### Input data

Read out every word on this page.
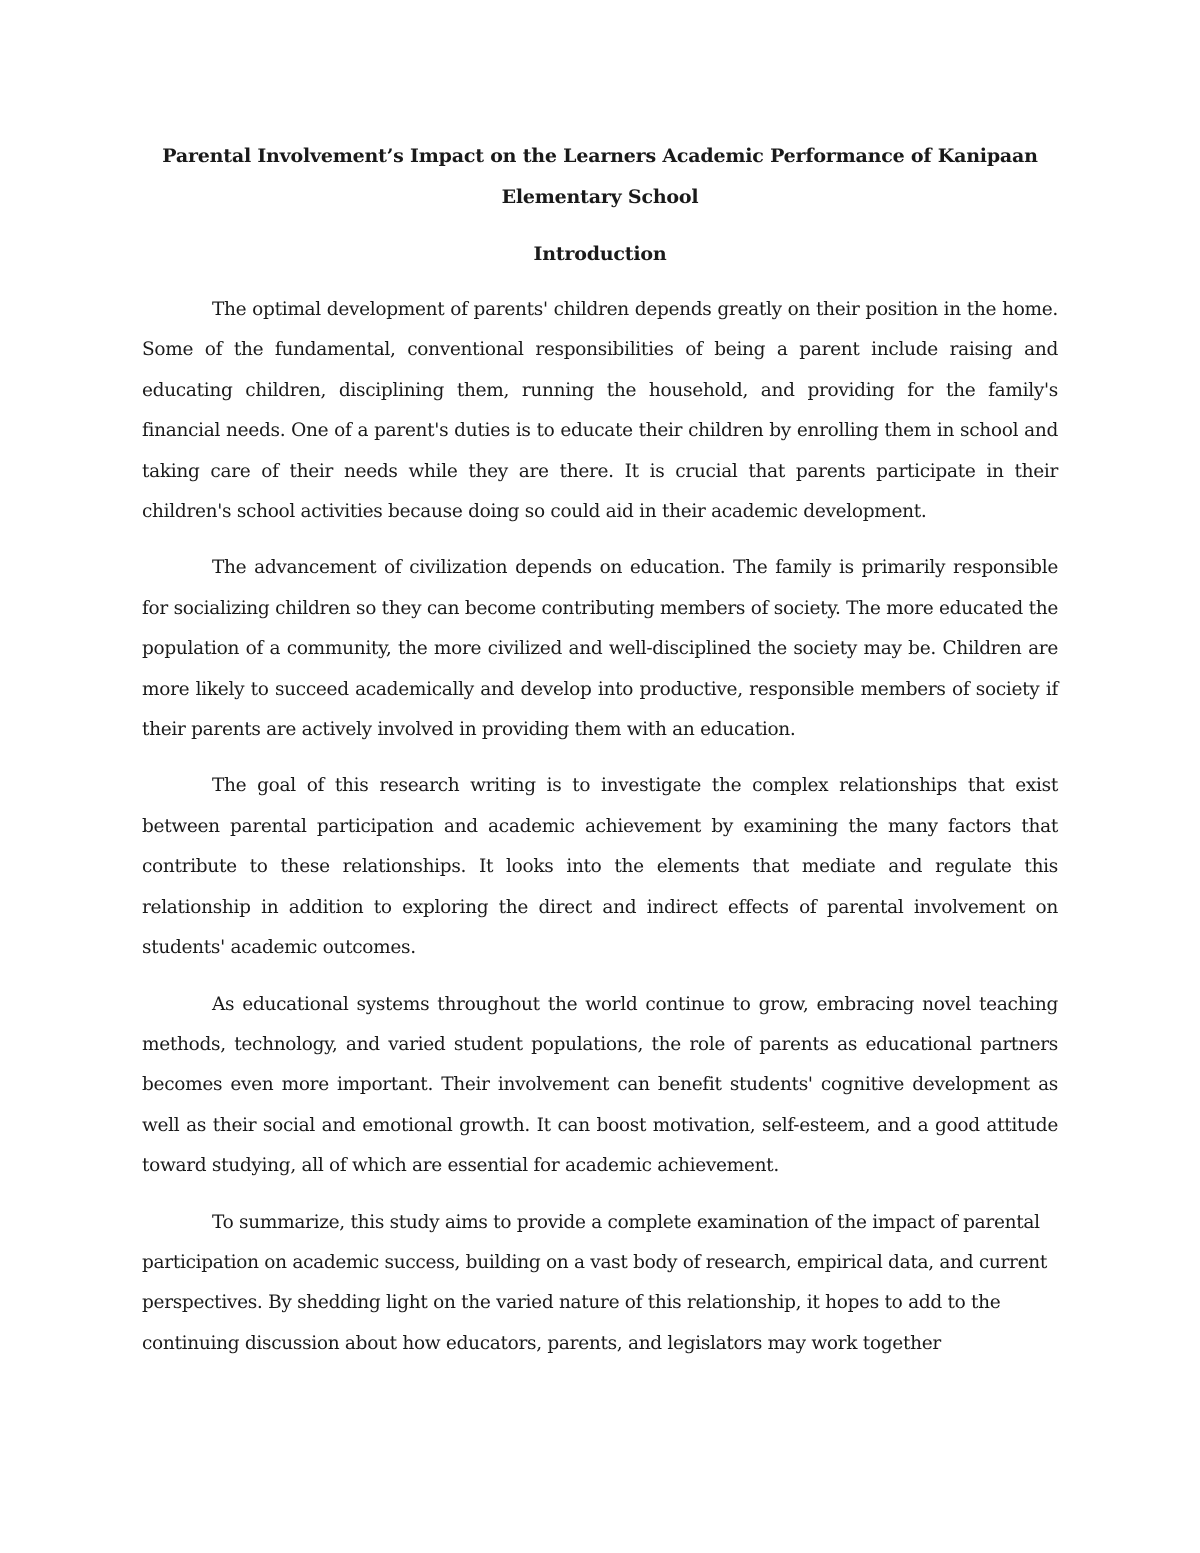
Parental Involvement’s Impact on the Learners Academic Performance of Kanipaan Elementary School
Introduction

The optimal development of parents' children depends greatly on their position in the home. Some of the fundamental, conventional responsibilities of being a parent include raising and educating children, disciplining them, running the household, and providing for the family's financial needs. One of a parent's duties is to educate their children by enrolling them in school and taking care of their needs while they are there. It is crucial that parents participate in their children's school activities because doing so could aid in their academic development.

The advancement of civilization depends on education. The family is primarily responsible for socializing children so they can become contributing members of society. The more educated the population of a community, the more civilized and well-disciplined the society may be. Children are more likely to succeed academically and develop into productive, responsible members of society if their parents are actively involved in providing them with an education.

The goal of this research writing is to investigate the complex relationships that exist between parental participation and academic achievement by examining the many factors that contribute to these relationships. It looks into the elements that mediate and regulate this relationship in addition to exploring the direct and indirect effects of parental involvement on students' academic outcomes.

As educational systems throughout the world continue to grow, embracing novel teaching methods, technology, and varied student populations, the role of parents as educational partners becomes even more important. Their involvement can benefit students' cognitive development as well as their social and emotional growth. It can boost motivation, self-esteem, and a good attitude toward studying, all of which are essential for academic achievement.

To summarize, this study aims to provide a complete examination of the impact of parental participation on academic success, building on a vast body of research, empirical data, and current perspectives. By shedding light on the varied nature of this relationship, it hopes to add to the continuing discussion about how educators, parents, and legislators may work together
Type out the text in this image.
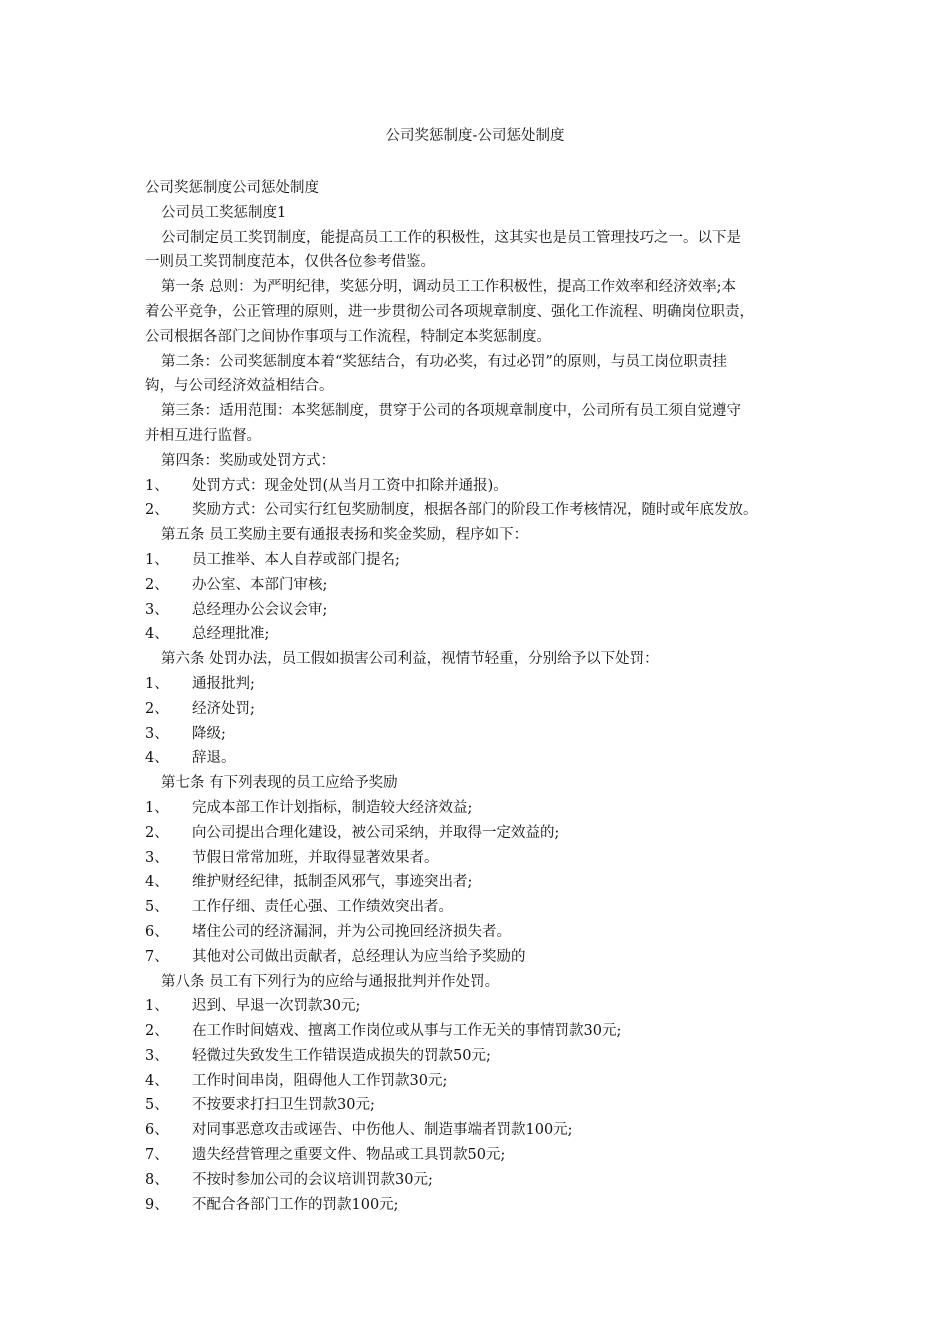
公司奖惩制度-公司惩处制度
公司奖惩制度公司惩处制度
公司员工奖惩制度1
公司制定员工奖罚制度，能提高员工工作的积极性，这其实也是员工管理技巧之一。以下是
一则员工奖罚制度范本，仅供各位参考借鉴。
第一条 总则：为严明纪律，奖惩分明，调动员工工作积极性，提高工作效率和经济效率;本
着公平竞争，公正管理的原则，进一步贯彻公司各项规章制度、强化工作流程、明确岗位职责，
公司根据各部门之间协作事项与工作流程，特制定本奖惩制度。
第二条：公司奖惩制度本着“奖惩结合，有功必奖，有过必罚”的原则，与员工岗位职责挂
钩，与公司经济效益相结合。
第三条：适用范围：本奖惩制度，贯穿于公司的各项规章制度中，公司所有员工须自觉遵守
并相互进行监督。
第四条：奖励或处罚方式：
1、	处罚方式：现金处罚(从当月工资中扣除并通报)。
2、	奖励方式：公司实行红包奖励制度，根据各部门的阶段工作考核情况，随时或年底发放。
第五条 员工奖励主要有通报表扬和奖金奖励，程序如下：
1、	员工推举、本人自荐或部门提名;
2、	办公室、本部门审核;
3、	总经理办公会议会审;
4、	总经理批准;
第六条 处罚办法，员工假如损害公司利益，视情节轻重，分别给予以下处罚：
1、	通报批判;
2、	经济处罚;
3、	降级;
4、	辞退。
第七条 有下列表现的员工应给予奖励
1、	完成本部工作计划指标，制造较大经济效益;
2、	向公司提出合理化建设，被公司采纳，并取得一定效益的;
3、	节假日常常加班，并取得显著效果者。
4、	维护财经纪律，抵制歪风邪气，事迹突出者;
5、	工作仔细、责任心强、工作绩效突出者。
6、	堵住公司的经济漏洞，并为公司挽回经济损失者。
7、	其他对公司做出贡献者，总经理认为应当给予奖励的
第八条 员工有下列行为的应给与通报批判并作处罚。
1、	迟到、早退一次罚款30元;
2、	在工作时间嬉戏、擅离工作岗位或从事与工作无关的事情罚款30元;
3、	轻微过失致发生工作错误造成损失的罚款50元;
4、	工作时间串岗，阻碍他人工作罚款30元;
5、	不按要求打扫卫生罚款30元;
6、	对同事恶意攻击或诬告、中伤他人、制造事端者罚款100元;
7、	遗失经营管理之重要文件、物品或工具罚款50元;
8、	不按时参加公司的会议培训罚款30元;
9、	不配合各部门工作的罚款100元;
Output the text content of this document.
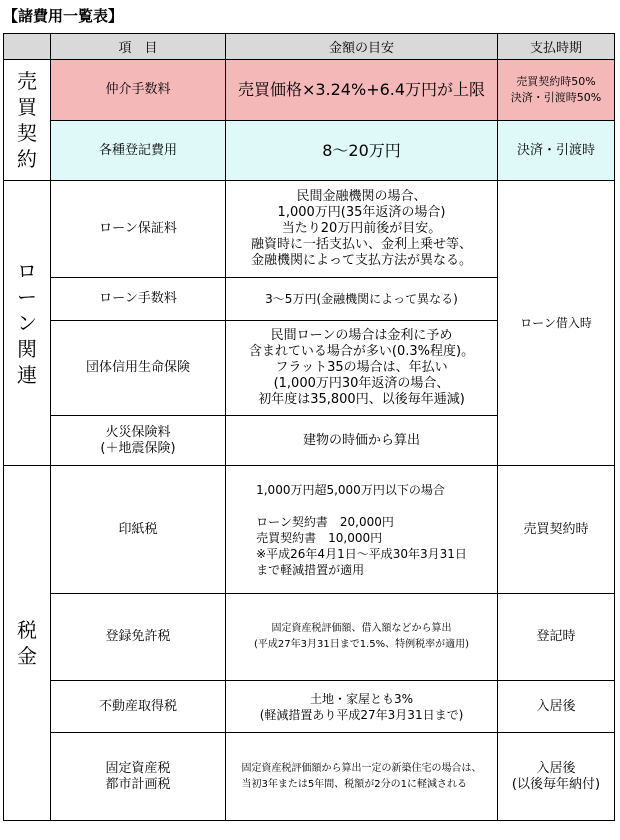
【諸費用一覧表】
	項　目	金額の目安	支払時期
売買契約	仲介手数料	売買価格×3.24%+6.4万円が上限	売買契約時50%
決済・引渡時50%

	各種登記費用	8〜20万円	決済・引渡時
ローン関連	ローン保証料	民間金融機関の場合、
1,000万円(35年返済の場合)
当たり20万円前後が目安。
融資時に一括支払い、金利上乗せ等、
金融機関によって支払方法が異なる。	ローン借入時
	ローン手数料	3〜5万円(金融機関によって異なる)	
	団体信用生命保険	民間ローンの場合は金利に予め
含まれている場合が多い(0.3%程度)。
フラット35の場合は、年払い
(1,000万円30年返済の場合、
初年度は35,800円、以後毎年逓減)	

	火災保険料
(＋地震保険)	建物の時価から算出	
税金	印紙税	1,000万円超5,000万円以下の場合
ローン契約書　20,000円
売買契約書　10,000円
※平成26年4月1日〜平成30年3月31日
まで軽減措置が適用	売買契約時
	登録免許税	固定資産税評価額、借入額などから算出
(平成27年3月31日まで1.5%、特例税率が適用)	登記時
	不動産取得税	土地・家屋とも3%
(軽減措置あり平成27年3月31日まで)	入居後

	固定資産税
都市計画税	固定資産税評価額から算出一定の新築住宅の場合は、
当初3年または5年間、税額が2分の1に軽減される	入居後
(以後毎年納付)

### Written request
Copy everything in the records above except the pictures, exactly as written.

### Task solution
Read out every word on this page.
Parental Involvement’s Impact on the Learners Academic Performance of Kanipaan Elementary School
Introduction

The optimal development of parents' children depends greatly on their position in the home. Some of the fundamental, conventional responsibilities of being a parent include raising and educating children, disciplining them, running the household, and providing for the family's financial needs. One of a parent's duties is to educate their children by enrolling them in school and taking care of their needs while they are there. It is crucial that parents participate in their children's school activities because doing so could aid in their academic development.

The advancement of civilization depends on education. The family is primarily responsible for socializing children so they can become contributing members of society. The more educated the population of a community, the more civilized and well-disciplined the society may be. Children are more likely to succeed academically and develop into productive, responsible members of society if their parents are actively involved in providing them with an education.

The goal of this research writing is to investigate the complex relationships that exist between parental participation and academic achievement by examining the many factors that contribute to these relationships. It looks into the elements that mediate and regulate this relationship in addition to exploring the direct and indirect effects of parental involvement on students' academic outcomes.

As educational systems throughout the world continue to grow, embracing novel teaching methods, technology, and varied student populations, the role of parents as educational partners becomes even more important. Their involvement can benefit students' cognitive development as well as their social and emotional growth. It can boost motivation, self-esteem, and a good attitude toward studying, all of which are essential for academic achievement.

To summarize, this study aims to provide a complete examination of the impact of parental participation on academic success, building on a vast body of research, empirical data, and current perspectives. By shedding light on the varied nature of this relationship, it hopes to add to the continuing discussion about how educators, parents, and legislators may work together
Type out the text in this image.
公司奖惩制度-公司惩处制度
公司奖惩制度公司惩处制度
公司员工奖惩制度1
公司制定员工奖罚制度，能提高员工工作的积极性，这其实也是员工管理技巧之一。以下是
一则员工奖罚制度范本，仅供各位参考借鉴。
第一条 总则：为严明纪律，奖惩分明，调动员工工作积极性，提高工作效率和经济效率;本
着公平竞争，公正管理的原则，进一步贯彻公司各项规章制度、强化工作流程、明确岗位职责，
公司根据各部门之间协作事项与工作流程，特制定本奖惩制度。
第二条：公司奖惩制度本着“奖惩结合，有功必奖，有过必罚”的原则，与员工岗位职责挂
钩，与公司经济效益相结合。
第三条：适用范围：本奖惩制度，贯穿于公司的各项规章制度中，公司所有员工须自觉遵守
并相互进行监督。
第四条：奖励或处罚方式：
1、	处罚方式：现金处罚(从当月工资中扣除并通报)。
2、	奖励方式：公司实行红包奖励制度，根据各部门的阶段工作考核情况，随时或年底发放。
第五条 员工奖励主要有通报表扬和奖金奖励，程序如下：
1、	员工推举、本人自荐或部门提名;
2、	办公室、本部门审核;
3、	总经理办公会议会审;
4、	总经理批准;
第六条 处罚办法，员工假如损害公司利益，视情节轻重，分别给予以下处罚：
1、	通报批判;
2、	经济处罚;
3、	降级;
4、	辞退。
第七条 有下列表现的员工应给予奖励
1、	完成本部工作计划指标，制造较大经济效益;
2、	向公司提出合理化建设，被公司采纳，并取得一定效益的;
3、	节假日常常加班，并取得显著效果者。
4、	维护财经纪律，抵制歪风邪气，事迹突出者;
5、	工作仔细、责任心强、工作绩效突出者。
6、	堵住公司的经济漏洞，并为公司挽回经济损失者。
7、	其他对公司做出贡献者，总经理认为应当给予奖励的
第八条 员工有下列行为的应给与通报批判并作处罚。
1、	迟到、早退一次罚款30元;
2、	在工作时间嬉戏、擅离工作岗位或从事与工作无关的事情罚款30元;
3、	轻微过失致发生工作错误造成损失的罚款50元;
4、	工作时间串岗，阻碍他人工作罚款30元;
5、	不按要求打扫卫生罚款30元;
6、	对同事恶意攻击或诬告、中伤他人、制造事端者罚款100元;
7、	遗失经营管理之重要文件、物品或工具罚款50元;
8、	不按时参加公司的会议培训罚款30元;
9、	不配合各部门工作的罚款100元;
Output the text content of this document.
【諸費用一覧表】
	項　目	金額の目安	支払時期
売買契約	仲介手数料	売買価格×3.24%+6.4万円が上限	売買契約時50%
決済・引渡時50%

	各種登記費用	8〜20万円	決済・引渡時
ローン関連	ローン保証料	民間金融機関の場合、
1,000万円(35年返済の場合)
当たり20万円前後が目安。
融資時に一括支払い、金利上乗せ等、
金融機関によって支払方法が異なる。	ローン借入時
	ローン手数料	3〜5万円(金融機関によって異なる)	
	団体信用生命保険	民間ローンの場合は金利に予め
含まれている場合が多い(0.3%程度)。
フラット35の場合は、年払い
(1,000万円30年返済の場合、
初年度は35,800円、以後毎年逓減)	

	火災保険料
(＋地震保険)	建物の時価から算出	
税金	印紙税	1,000万円超5,000万円以下の場合
ローン契約書　20,000円
売買契約書　10,000円
※平成26年4月1日〜平成30年3月31日
まで軽減措置が適用	売買契約時
	登録免許税	固定資産税評価額、借入額などから算出
(平成27年3月31日まで1.5%、特例税率が適用)	登記時
	不動産取得税	土地・家屋とも3%
(軽減措置あり平成27年3月31日まで)	入居後

	固定資産税
都市計画税	固定資産税評価額から算出一定の新築住宅の場合は、
当初3年または5年間、税額が2分の1に軽減される	入居後
(以後毎年納付)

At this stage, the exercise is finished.